→ PROBLEM TO SOLVE: Locate the lines that hold the string "无法判断". Copy every such line.

→ INPUT RECORDS:
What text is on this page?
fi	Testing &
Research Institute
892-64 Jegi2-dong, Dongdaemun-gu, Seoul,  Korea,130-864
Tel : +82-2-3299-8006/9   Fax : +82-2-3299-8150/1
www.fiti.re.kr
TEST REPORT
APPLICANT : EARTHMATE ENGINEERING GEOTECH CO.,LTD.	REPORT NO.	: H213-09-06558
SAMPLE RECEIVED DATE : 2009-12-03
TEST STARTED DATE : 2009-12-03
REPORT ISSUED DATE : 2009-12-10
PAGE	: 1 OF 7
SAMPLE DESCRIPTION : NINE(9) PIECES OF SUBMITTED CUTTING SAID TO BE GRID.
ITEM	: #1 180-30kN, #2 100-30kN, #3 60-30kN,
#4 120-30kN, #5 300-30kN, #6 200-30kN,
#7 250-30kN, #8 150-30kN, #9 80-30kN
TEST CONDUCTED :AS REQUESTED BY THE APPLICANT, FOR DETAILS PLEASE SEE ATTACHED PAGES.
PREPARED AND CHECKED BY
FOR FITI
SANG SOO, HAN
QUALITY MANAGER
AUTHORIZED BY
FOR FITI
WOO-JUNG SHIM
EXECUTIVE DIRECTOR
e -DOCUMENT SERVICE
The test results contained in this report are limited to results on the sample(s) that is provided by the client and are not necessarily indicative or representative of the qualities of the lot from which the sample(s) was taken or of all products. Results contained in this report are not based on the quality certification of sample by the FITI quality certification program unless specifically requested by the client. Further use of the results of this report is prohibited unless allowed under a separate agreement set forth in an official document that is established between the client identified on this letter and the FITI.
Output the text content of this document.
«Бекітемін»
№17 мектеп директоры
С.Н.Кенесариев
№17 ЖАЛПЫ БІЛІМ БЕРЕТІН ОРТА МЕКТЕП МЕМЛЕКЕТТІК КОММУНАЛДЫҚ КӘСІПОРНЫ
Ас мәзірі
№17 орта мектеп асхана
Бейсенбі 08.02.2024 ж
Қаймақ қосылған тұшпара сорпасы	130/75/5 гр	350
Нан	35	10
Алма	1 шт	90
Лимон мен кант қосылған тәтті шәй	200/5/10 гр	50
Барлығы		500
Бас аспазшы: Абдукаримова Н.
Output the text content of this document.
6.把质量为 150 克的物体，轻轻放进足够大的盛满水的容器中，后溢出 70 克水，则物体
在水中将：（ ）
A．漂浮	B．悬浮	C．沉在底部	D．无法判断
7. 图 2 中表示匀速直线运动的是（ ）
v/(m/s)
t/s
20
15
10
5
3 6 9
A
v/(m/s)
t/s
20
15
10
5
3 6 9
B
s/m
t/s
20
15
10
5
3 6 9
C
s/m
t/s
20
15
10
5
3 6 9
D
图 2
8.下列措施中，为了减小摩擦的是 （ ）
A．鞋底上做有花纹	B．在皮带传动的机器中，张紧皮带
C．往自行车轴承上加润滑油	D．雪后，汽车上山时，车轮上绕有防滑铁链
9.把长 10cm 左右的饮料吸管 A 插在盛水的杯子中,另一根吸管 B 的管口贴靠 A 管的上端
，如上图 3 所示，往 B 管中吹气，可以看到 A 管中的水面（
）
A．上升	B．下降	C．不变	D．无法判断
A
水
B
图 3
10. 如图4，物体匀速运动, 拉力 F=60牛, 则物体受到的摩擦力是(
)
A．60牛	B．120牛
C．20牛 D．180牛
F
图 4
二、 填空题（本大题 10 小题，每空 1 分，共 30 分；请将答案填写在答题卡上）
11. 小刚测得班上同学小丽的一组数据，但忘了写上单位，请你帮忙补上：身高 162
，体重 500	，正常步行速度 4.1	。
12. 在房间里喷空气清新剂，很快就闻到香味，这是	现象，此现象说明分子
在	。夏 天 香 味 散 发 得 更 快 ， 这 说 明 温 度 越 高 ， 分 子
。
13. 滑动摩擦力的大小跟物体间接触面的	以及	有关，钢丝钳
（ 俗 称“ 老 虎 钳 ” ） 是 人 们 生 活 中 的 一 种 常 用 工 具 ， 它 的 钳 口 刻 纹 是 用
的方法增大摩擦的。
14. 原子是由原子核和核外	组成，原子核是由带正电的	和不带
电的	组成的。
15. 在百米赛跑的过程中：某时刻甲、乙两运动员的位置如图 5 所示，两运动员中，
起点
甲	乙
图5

→ WRITTEN RESPONSE:
A．漂浮	B．悬浮	C．沉在底部	D．无法判断
A．上升	B．下降	C．不变	D．无法判断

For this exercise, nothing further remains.